# START OF Document passage
From pilot to showcase

The team was highly aware that it needed to prove the business readiness of its solution if it was to win approval from senior management. Security was a key issue. The scale and confidentiality of BAE Systems' business meant that any failure to secure every aspect of the procurement process from loss, misdirection or capture would destroy the new solution's credibility. Consequently the team began by building a proof-of-concept system limited to one site. Transactions were limited to purchase orders and purchase order amendments, and transacted initially with a small group of selected suppliers.

Customer Support and Solutions (CS&S) Operations in the UK was selected as the pilot site. CS&S is dedicated to managing service delivery costs for all customer contracts. It is a global operation with service staff based in offices all over the world. The UK operation is situated on 30 sites and typically generates 23,000 transactions per year, rising to 65,000, through no less than 32 different procurement systems.

Risk was further reduced through the use of standard, validated management methodologies. BAE Systems' LifeCycle Management methodology was used alongside CSC's Catalyst™approach to create and implement the solution, providing management control and quality assurance right the way from business case creation through to deployment and delivery to the support environment.
# END OF Document passage
# START OF Entries supplied
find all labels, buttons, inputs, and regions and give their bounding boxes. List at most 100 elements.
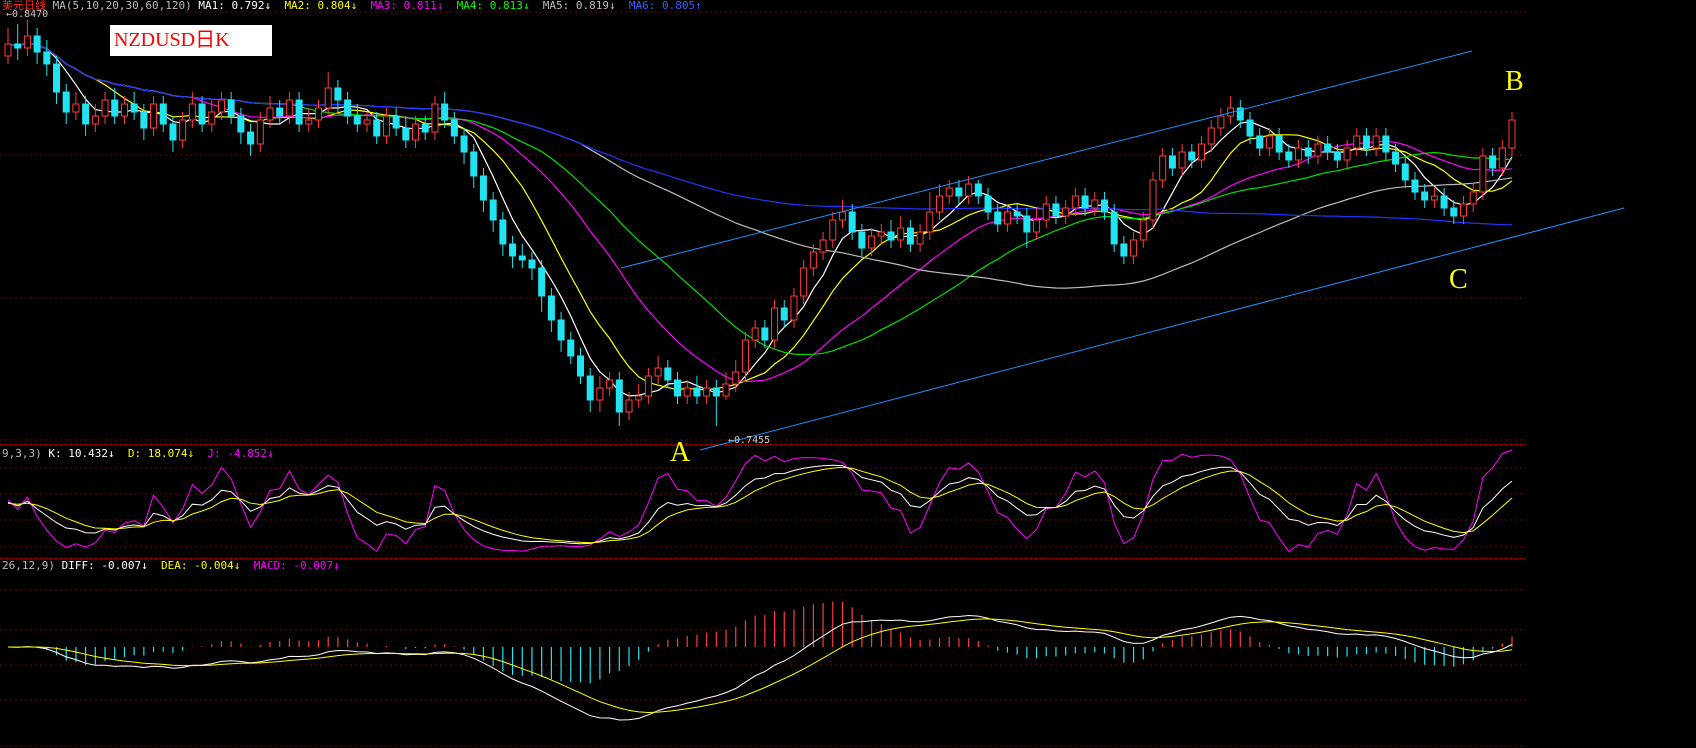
# END OF Entries supplied
# START OF Entries supplied
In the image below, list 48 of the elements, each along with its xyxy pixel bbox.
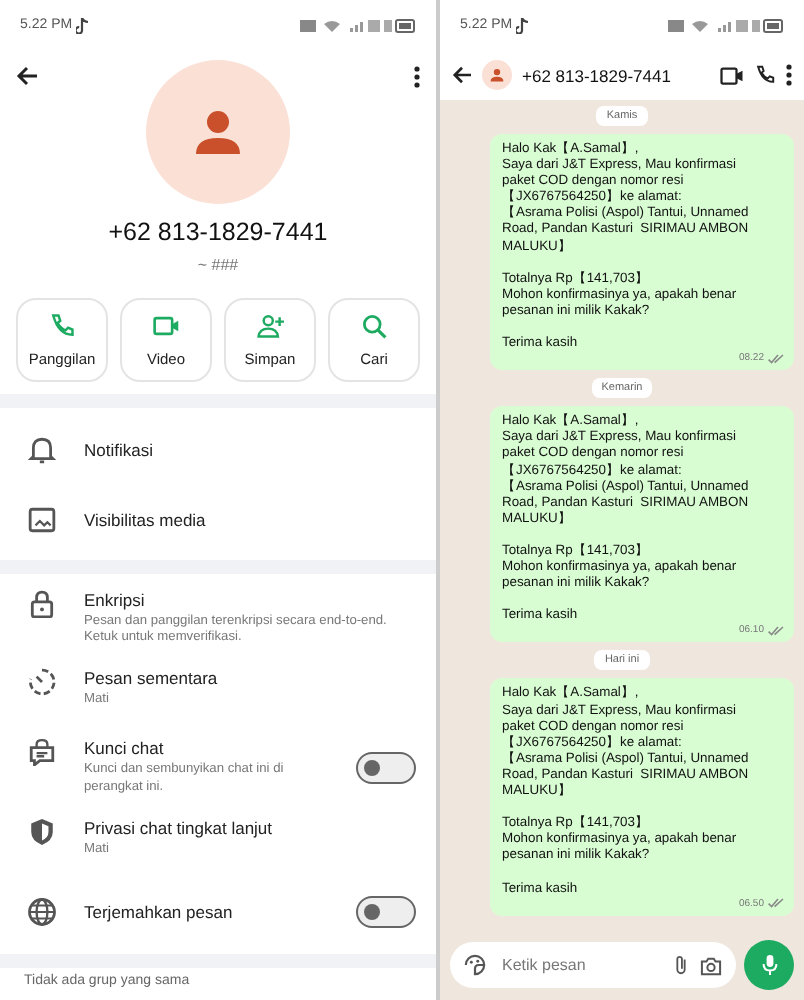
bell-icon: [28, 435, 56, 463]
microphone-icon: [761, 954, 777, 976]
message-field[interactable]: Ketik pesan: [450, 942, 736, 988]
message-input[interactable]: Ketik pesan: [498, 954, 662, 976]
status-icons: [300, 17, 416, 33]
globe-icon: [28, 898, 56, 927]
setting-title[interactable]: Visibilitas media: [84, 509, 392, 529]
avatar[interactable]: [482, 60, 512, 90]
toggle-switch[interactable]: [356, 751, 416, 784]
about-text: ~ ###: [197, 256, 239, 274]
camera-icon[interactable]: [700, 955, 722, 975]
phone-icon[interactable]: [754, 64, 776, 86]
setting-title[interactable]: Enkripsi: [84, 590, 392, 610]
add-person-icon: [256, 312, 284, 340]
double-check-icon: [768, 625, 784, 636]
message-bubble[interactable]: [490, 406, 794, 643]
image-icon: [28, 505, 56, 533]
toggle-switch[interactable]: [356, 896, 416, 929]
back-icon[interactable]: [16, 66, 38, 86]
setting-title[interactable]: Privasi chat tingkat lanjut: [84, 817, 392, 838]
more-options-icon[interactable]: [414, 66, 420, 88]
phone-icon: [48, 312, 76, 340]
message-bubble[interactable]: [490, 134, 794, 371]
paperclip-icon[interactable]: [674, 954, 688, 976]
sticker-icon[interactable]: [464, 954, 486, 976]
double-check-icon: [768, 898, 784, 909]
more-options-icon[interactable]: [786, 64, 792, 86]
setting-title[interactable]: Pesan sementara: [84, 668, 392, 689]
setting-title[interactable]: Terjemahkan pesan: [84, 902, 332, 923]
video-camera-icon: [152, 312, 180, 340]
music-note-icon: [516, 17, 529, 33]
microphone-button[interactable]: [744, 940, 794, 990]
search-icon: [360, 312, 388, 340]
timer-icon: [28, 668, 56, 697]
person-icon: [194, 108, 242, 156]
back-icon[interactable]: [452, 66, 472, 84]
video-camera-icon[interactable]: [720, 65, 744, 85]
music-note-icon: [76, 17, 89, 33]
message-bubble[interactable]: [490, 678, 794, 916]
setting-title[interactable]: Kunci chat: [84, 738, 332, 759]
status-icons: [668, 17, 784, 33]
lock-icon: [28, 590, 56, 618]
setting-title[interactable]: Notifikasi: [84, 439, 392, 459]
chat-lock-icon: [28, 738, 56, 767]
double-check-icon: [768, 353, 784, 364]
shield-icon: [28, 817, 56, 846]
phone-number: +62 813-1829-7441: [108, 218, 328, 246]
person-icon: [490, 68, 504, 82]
# END OF Entries supplied
◆ **Task 1**:
In the text on the BAE Systems procurement pilot, list every figure used to describe the UK operation of Customer Support and Solutions.
◆ **Task 2**:
Carry on the text about the BAE Systems procurement pilot from where it stops.
The records are separate material and are unrelated to the procurement pilot text.

◆ **Output 1**:
- 30 sites
- 23,000 transactions per year
- 65,000 transactions (the level they can rise to)
- 32 different procurement systems

◆ **Output 2**:
The team was aware that the project's success would rely on the cooperation of procurement staff both inside and outside BAE Systems. Although senior management could be bought in through demonstrable attention to issues of security and risk containment, those who use the systems everyday would be key to its delivering real benefits to the business. There was some initial resistance both from suppliers and BAE Systems staff, since the project changed the processes they were familiar with. CS&S staff were used to downloading purchase orders from their ERP system and e-mailing them to the supplier, then receiving responses to the orders by e-mail. Now they had to rely on a new system and new processes to transact orders with their suppliers.

This critical issue was overcome by running a number of workshops in the BAE Systems Solution Demonstration Facility. During the workshops both buyers and suppliers were able to try out the new system, executing a number of business case scenarios, reviewing the results and highlighting any issues that needed immediate attention.

Savings that count

The effect of connecting the first ERP system to Exostar radically changed the way the CS&S Operations department handled its procurement. The solution proved to be so successful and flexible that it was quickly deployed in several other BAE Systems business units. The roadmap for deploying the system throughout the global business is now in place.

Within CS&S Operations alone, the cost of sending orders to 6,000 suppliers was reduced by as much as £7 per transaction. This is expected to provide a return on investment of US $400,000 in the first three years, even before BAE started to calculate other benefits such as reduced cycle time and improved data quality.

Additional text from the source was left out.